◆ Short problem ◆
What follows is a block of records; restate each one word for word.

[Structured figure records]
------------

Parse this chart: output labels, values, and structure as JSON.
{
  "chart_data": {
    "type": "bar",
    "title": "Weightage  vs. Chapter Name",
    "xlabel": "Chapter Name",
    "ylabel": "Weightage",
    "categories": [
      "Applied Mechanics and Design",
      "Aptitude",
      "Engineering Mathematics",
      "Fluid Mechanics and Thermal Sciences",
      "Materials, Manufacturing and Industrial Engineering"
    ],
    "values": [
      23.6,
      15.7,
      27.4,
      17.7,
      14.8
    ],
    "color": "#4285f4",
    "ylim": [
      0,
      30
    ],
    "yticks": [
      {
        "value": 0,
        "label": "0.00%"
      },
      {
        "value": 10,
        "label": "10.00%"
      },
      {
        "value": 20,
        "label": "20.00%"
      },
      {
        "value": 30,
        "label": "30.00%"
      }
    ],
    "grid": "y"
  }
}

------------

◆ Complete response ◆
Parse this chart: output labels, values, and structure as JSON.
{
  "chart_data": {
    "type": "bar",
    "title": "Weightage  vs. Chapter Name",
    "xlabel": "Chapter Name",
    "ylabel": "Weightage",
    "categories": [
      "Applied Mechanics and Design",
      "Aptitude",
      "Engineering Mathematics",
      "Fluid Mechanics and Thermal Sciences",
      "Materials, Manufacturing and Industrial Engineering"
    ],
    "values": [
      23.6,
      15.7,
      27.4,
      17.7,
      14.8
    ],
    "color": "#4285f4",
    "ylim": [
      0,
      30
    ],
    "yticks": [
      {
        "value": 0,
        "label": "0.00%"
      },
      {
        "value": 10,
        "label": "10.00%"
      },
      {
        "value": 20,
        "label": "20.00%"
      },
      {
        "value": 30,
        "label": "30.00%"
      }
    ],
    "grid": "y"
  }
}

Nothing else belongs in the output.